- _STATED EXERCISE_:
Reproduce all the lines below exactly and omit the images.

Dataset items

********

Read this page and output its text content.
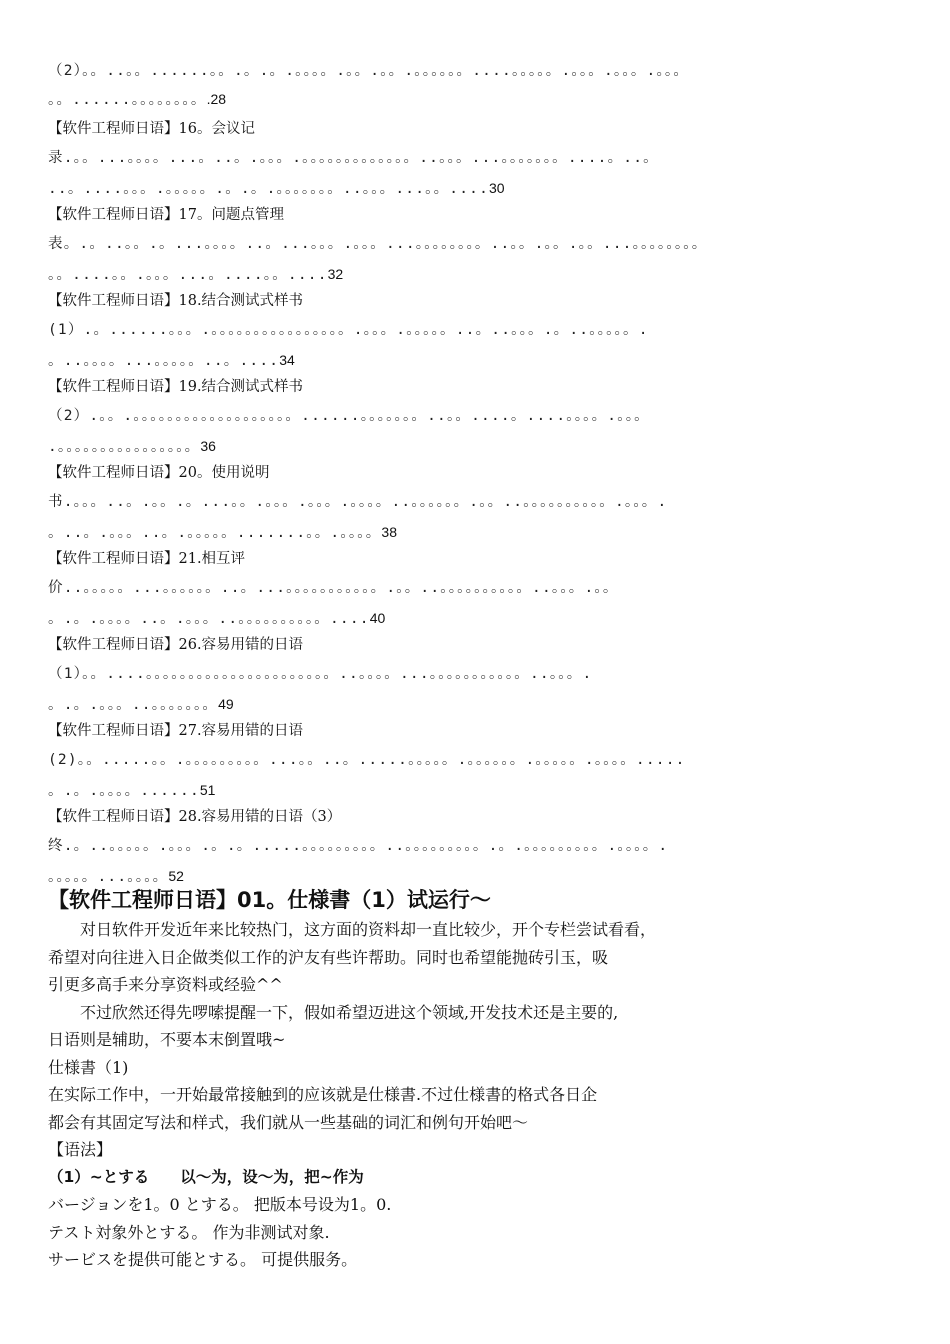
（2）。。..。。......。。.。.。.。。。。.。。.。。.。。。。。。....。。。。。.。。。.。。。.。。。
。。......。。。。。。。。.28
【软件工程师日语】16。会议记
录.。。...。。。。...。..。.。。。.。。。。。。。。。。。。。..。。。...。。。。。。。....。..。
..。....。。。.。。。。。.。.。.。。。。。。。..。。。...。。....30
【软件工程师日语】17。问题点管理
表。.。..。。.。...。。。。..。...。。。.。。。...。。。。。。。。..。。.。。.。。...。。。。。。。。
。。....。。.。。。...。....。。....32
【软件工程师日语】18.结合测试式样书
(1）.。......。。。.。。。。。。。。。。。。。。。。.。。。.。。。。。..。..。。。.。..。。。。。.
。..。。。。...。。。。。..。....34
【软件工程师日语】19.结合测试式样书
（2）.。。.。。。。。。。。。。。。。。。。。。。......。。。。。。。..。。....。....。。。。.。。。
.。。。。。。。。。。。。。。。。36
【软件工程师日语】20。使用说明
书.。。。..。.。。.。...。。.。。。.。。。.。。。。..。。。。。。.。。..。。。。。。。。。。.。。。.
。..。.。。。..。.。。。。。.......。。.。。。。38
【软件工程师日语】21.相互评
价..。。。。。...。。。。。。..。...。。。。。。。。。。。.。。..。。。。。。。。。。..。。。.。。
。.。.。。。。..。.。。。..。。。。。。。。。。....40
【软件工程师日语】26.容易用错的日语
（1）。。....。。。。。。。。。。。。。。。。。。。。。。..。。。。...。。。。。。。。。。。..。。。.
。.。.。。。..。。。。。。。49
【软件工程师日语】27.容易用错的日语
(2)。。.....。。.。。。。。。。。。...。。..。.....。。。。。.。。。。。。.。。。。。.。。。。.....
。.。.。。。。......51
【软件工程师日语】28.容易用错的日语（3）
终.。..。。。。。.。。。.。.。.....。。。。。。。。。..。。。。。。。。。.。.。。。。。。。。。.。。。。.
。。。。。...。。。。52
【软件工程师日语】01。仕様書（1）试运行～

对日软件开发近年来比较热门，这方面的资料却一直比较少，开个专栏尝试看看，

希望对向往进入日企做类似工作的沪友有些许帮助。同时也希望能抛砖引玉，吸

引更多高手来分享资料或经验^^

不过欣然还得先啰嗦提醒一下，假如希望迈进这个领域,开发技术还是主要的,

日语则是辅助，不要本末倒置哦~

仕様書（1)

在实际工作中，一开始最常接触到的应该就是仕様書.不过仕様書的格式各日企

都会有其固定写法和样式，我们就从一些基础的词汇和例句开始吧～

【语法】

（1）~とする　　以～为，设～为，把~作为

バージョンを1。0 とする。 把版本号设为1。0.

テスト対象外とする。 作为非测试对象.

サービスを提供可能とする。 可提供服务。
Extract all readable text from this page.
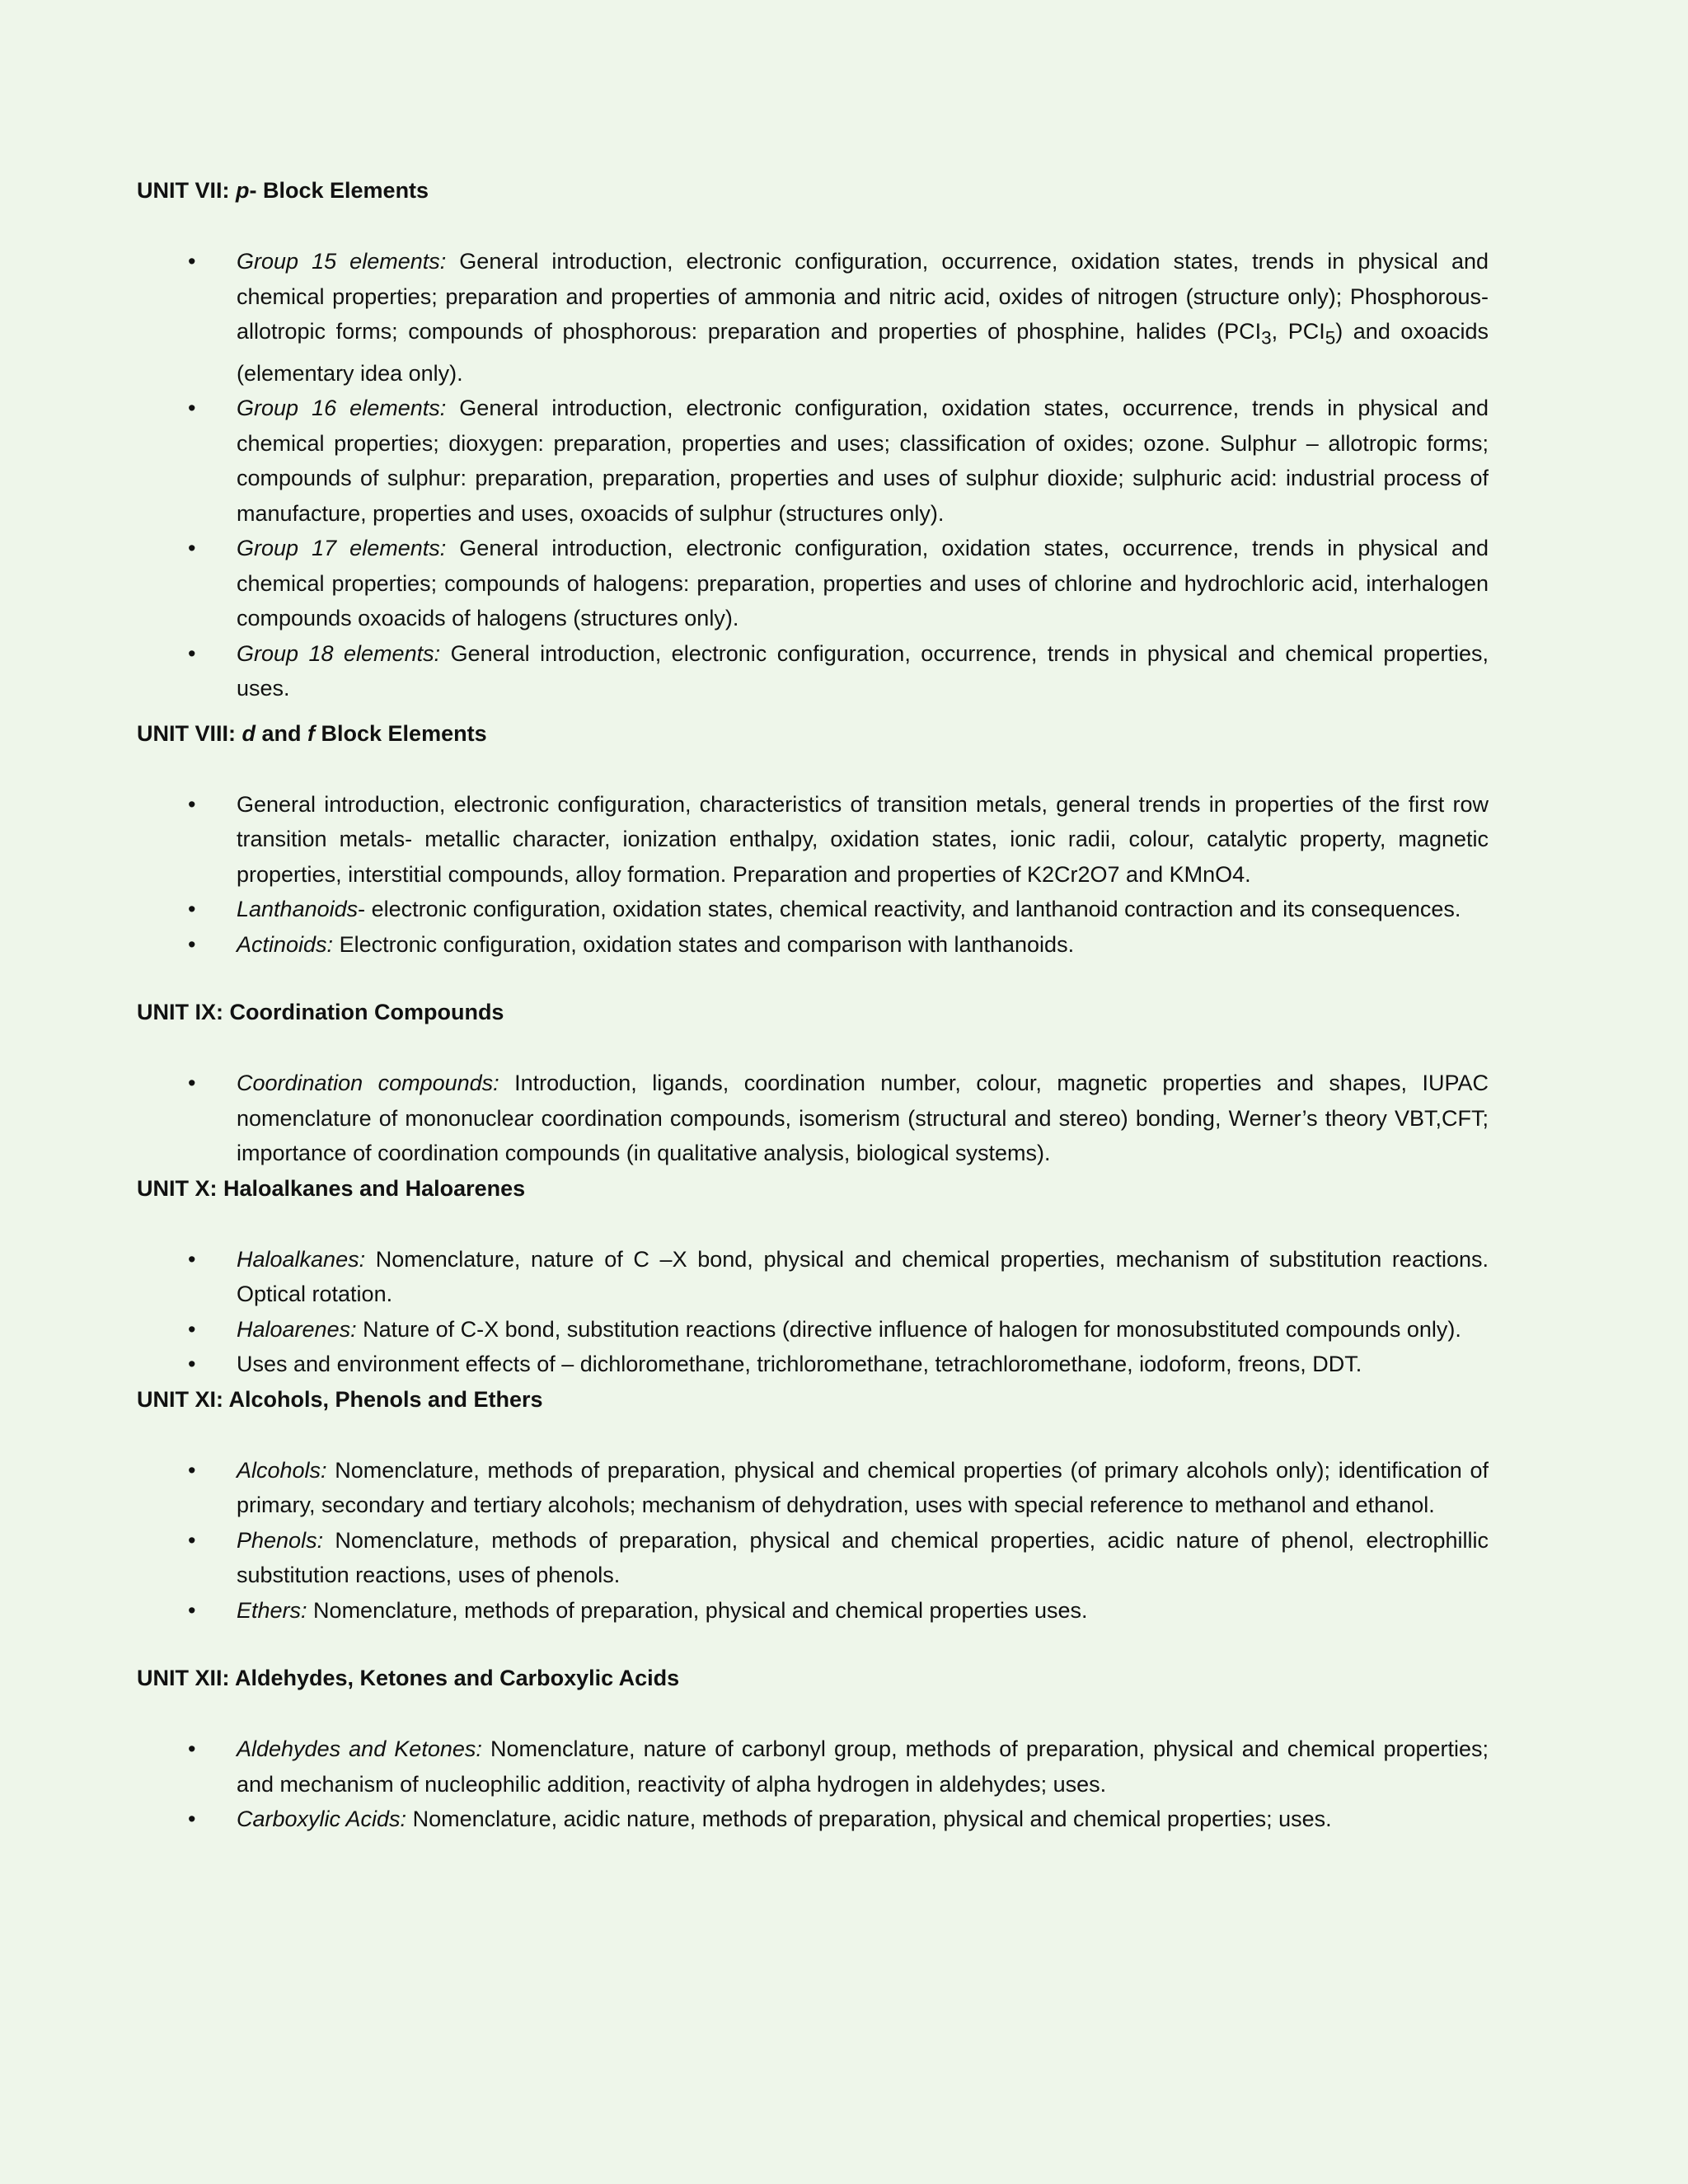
UNIT VII: p- Block Elements
• Group 15 elements: General introduction, electronic configuration, occurrence, oxidation states, trends in physical and chemical properties; preparation and properties of ammonia and nitric acid, oxides of nitrogen (structure only); Phosphorous- allotropic forms; compounds of phosphorous: preparation and properties of phosphine, halides ($PCI_3$, $PCI_5$) and oxoacids (elementary idea only).
• Group 16 elements: General introduction, electronic configuration, oxidation states, occurrence, trends in physical and chemical properties; dioxygen: preparation, properties and uses; classification of oxides; ozone. Sulphur – allotropic forms; compounds of sulphur: preparation, preparation, properties and uses of sulphur dioxide; sulphuric acid: industrial process of manufacture, properties and uses, oxoacids of sulphur (structures only).
• Group 17 elements: General introduction, electronic configuration, oxidation states, occurrence, trends in physical and chemical properties; compounds of halogens: preparation, properties and uses of chlorine and hydrochloric acid, interhalogen compounds oxoacids of halogens (structures only).
• Group 18 elements: General introduction, electronic configuration, occurrence, trends in physical and chemical properties, uses.
UNIT VIII: d and f Block Elements
• General introduction, electronic configuration, characteristics of transition metals, general trends in properties of the first row transition metals- metallic character, ionization enthalpy, oxidation states, ionic radii, colour, catalytic property, magnetic properties, interstitial compounds, alloy formation. Preparation and properties of K2Cr2O7 and KMnO4.
• Lanthanoids- electronic configuration, oxidation states, chemical reactivity, and lanthanoid contraction and its consequences.
• Actinoids: Electronic configuration, oxidation states and comparison with lanthanoids.
UNIT IX: Coordination Compounds
• Coordination compounds: Introduction, ligands, coordination number, colour, magnetic properties and shapes, IUPAC nomenclature of mononuclear coordination compounds, isomerism (structural and stereo) bonding, Werner’s theory VBT,CFT; importance of coordination compounds (in qualitative analysis, biological systems).
UNIT X: Haloalkanes and Haloarenes
• Haloalkanes: Nomenclature, nature of C –X bond, physical and chemical properties, mechanism of substitution reactions. Optical rotation.
• Haloarenes: Nature of C-X bond, substitution reactions (directive influence of halogen for monosubstituted compounds only).
• Uses and environment effects of – dichloromethane, trichloromethane, tetrachloromethane, iodoform, freons, DDT.
UNIT XI: Alcohols, Phenols and Ethers
• Alcohols: Nomenclature, methods of preparation, physical and chemical properties (of primary alcohols only); identification of primary, secondary and tertiary alcohols; mechanism of dehydration, uses with special reference to methanol and ethanol.
• Phenols: Nomenclature, methods of preparation, physical and chemical properties, acidic nature of phenol, electrophillic substitution reactions, uses of phenols.
• Ethers: Nomenclature, methods of preparation, physical and chemical properties uses.
UNIT XII: Aldehydes, Ketones and Carboxylic Acids
• Aldehydes and Ketones: Nomenclature, nature of carbonyl group, methods of preparation, physical and chemical properties; and mechanism of nucleophilic addition, reactivity of alpha hydrogen in aldehydes; uses.
• Carboxylic Acids: Nomenclature, acidic nature, methods of preparation, physical and chemical properties; uses.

********

- _WORKED SOLUTION_:
Read this page and output its text content.
（2）。。..。。......。。.。.。.。。。。.。。.。。.。。。。。。....。。。。。.。。。.。。。.。。。
。。......。。。。。。。。.28
【软件工程师日语】16。会议记
录.。。...。。。。...。..。.。。。.。。。。。。。。。。。。。..。。。...。。。。。。。....。..。
..。....。。。.。。。。。.。.。.。。。。。。。..。。。...。。....30
【软件工程师日语】17。问题点管理
表。.。..。。.。...。。。。..。...。。。.。。。...。。。。。。。。..。。.。。.。。...。。。。。。。。
。。....。。.。。。...。....。。....32
【软件工程师日语】18.结合测试式样书
(1）.。......。。。.。。。。。。。。。。。。。。。。.。。。.。。。。。..。..。。。.。..。。。。。.
。..。。。。...。。。。。..。....34
【软件工程师日语】19.结合测试式样书
（2）.。。.。。。。。。。。。。。。。。。。。。。......。。。。。。。..。。....。....。。。。.。。。
.。。。。。。。。。。。。。。。。36
【软件工程师日语】20。使用说明
书.。。。..。.。。.。...。。.。。。.。。。.。。。。..。。。。。。.。。..。。。。。。。。。。.。。。.
。..。.。。。..。.。。。。。.......。。.。。。。38
【软件工程师日语】21.相互评
价..。。。。。...。。。。。。..。...。。。。。。。。。。。.。。..。。。。。。。。。。..。。。.。。
。.。.。。。。..。.。。。..。。。。。。。。。。....40
【软件工程师日语】26.容易用错的日语
（1）。。....。。。。。。。。。。。。。。。。。。。。。。..。。。。...。。。。。。。。。。。..。。。.
。.。.。。。..。。。。。。。49
【软件工程师日语】27.容易用错的日语
(2)。。.....。。.。。。。。。。。。...。。..。.....。。。。。.。。。。。。.。。。。。.。。。。.....
。.。.。。。。......51
【软件工程师日语】28.容易用错的日语（3）
终.。..。。。。。.。。。.。.。.....。。。。。。。。。..。。。。。。。。。.。.。。。。。。。。。.。。。。.
。。。。。...。。。。52
【软件工程师日语】01。仕様書（1）试运行～

对日软件开发近年来比较热门，这方面的资料却一直比较少，开个专栏尝试看看，

希望对向往进入日企做类似工作的沪友有些许帮助。同时也希望能抛砖引玉，吸

引更多高手来分享资料或经验^^

不过欣然还得先啰嗦提醒一下，假如希望迈进这个领域,开发技术还是主要的,

日语则是辅助，不要本末倒置哦~

仕様書（1)

在实际工作中，一开始最常接触到的应该就是仕様書.不过仕様書的格式各日企

都会有其固定写法和样式，我们就从一些基础的词汇和例句开始吧～

【语法】

（1）~とする　　以～为，设～为，把~作为

バージョンを1。0 とする。 把版本号设为1。0.

テスト対象外とする。 作为非测试对象.

サービスを提供可能とする。 可提供服务。
Extract all readable text from this page.
UNIT VII: p- Block Elements
• Group 15 elements: General introduction, electronic configuration, occurrence, oxidation states, trends in physical and chemical properties; preparation and properties of ammonia and nitric acid, oxides of nitrogen (structure only); Phosphorous- allotropic forms; compounds of phosphorous: preparation and properties of phosphine, halides ($PCI_3$, $PCI_5$) and oxoacids (elementary idea only).
• Group 16 elements: General introduction, electronic configuration, oxidation states, occurrence, trends in physical and chemical properties; dioxygen: preparation, properties and uses; classification of oxides; ozone. Sulphur – allotropic forms; compounds of sulphur: preparation, preparation, properties and uses of sulphur dioxide; sulphuric acid: industrial process of manufacture, properties and uses, oxoacids of sulphur (structures only).
• Group 17 elements: General introduction, electronic configuration, oxidation states, occurrence, trends in physical and chemical properties; compounds of halogens: preparation, properties and uses of chlorine and hydrochloric acid, interhalogen compounds oxoacids of halogens (structures only).
• Group 18 elements: General introduction, electronic configuration, occurrence, trends in physical and chemical properties, uses.
UNIT VIII: d and f Block Elements
• General introduction, electronic configuration, characteristics of transition metals, general trends in properties of the first row transition metals- metallic character, ionization enthalpy, oxidation states, ionic radii, colour, catalytic property, magnetic properties, interstitial compounds, alloy formation. Preparation and properties of K2Cr2O7 and KMnO4.
• Lanthanoids- electronic configuration, oxidation states, chemical reactivity, and lanthanoid contraction and its consequences.
• Actinoids: Electronic configuration, oxidation states and comparison with lanthanoids.
UNIT IX: Coordination Compounds
• Coordination compounds: Introduction, ligands, coordination number, colour, magnetic properties and shapes, IUPAC nomenclature of mononuclear coordination compounds, isomerism (structural and stereo) bonding, Werner’s theory VBT,CFT; importance of coordination compounds (in qualitative analysis, biological systems).
UNIT X: Haloalkanes and Haloarenes
• Haloalkanes: Nomenclature, nature of C –X bond, physical and chemical properties, mechanism of substitution reactions. Optical rotation.
• Haloarenes: Nature of C-X bond, substitution reactions (directive influence of halogen for monosubstituted compounds only).
• Uses and environment effects of – dichloromethane, trichloromethane, tetrachloromethane, iodoform, freons, DDT.
UNIT XI: Alcohols, Phenols and Ethers
• Alcohols: Nomenclature, methods of preparation, physical and chemical properties (of primary alcohols only); identification of primary, secondary and tertiary alcohols; mechanism of dehydration, uses with special reference to methanol and ethanol.
• Phenols: Nomenclature, methods of preparation, physical and chemical properties, acidic nature of phenol, electrophillic substitution reactions, uses of phenols.
• Ethers: Nomenclature, methods of preparation, physical and chemical properties uses.
UNIT XII: Aldehydes, Ketones and Carboxylic Acids
• Aldehydes and Ketones: Nomenclature, nature of carbonyl group, methods of preparation, physical and chemical properties; and mechanism of nucleophilic addition, reactivity of alpha hydrogen in aldehydes; uses.
• Carboxylic Acids: Nomenclature, acidic nature, methods of preparation, physical and chemical properties; uses.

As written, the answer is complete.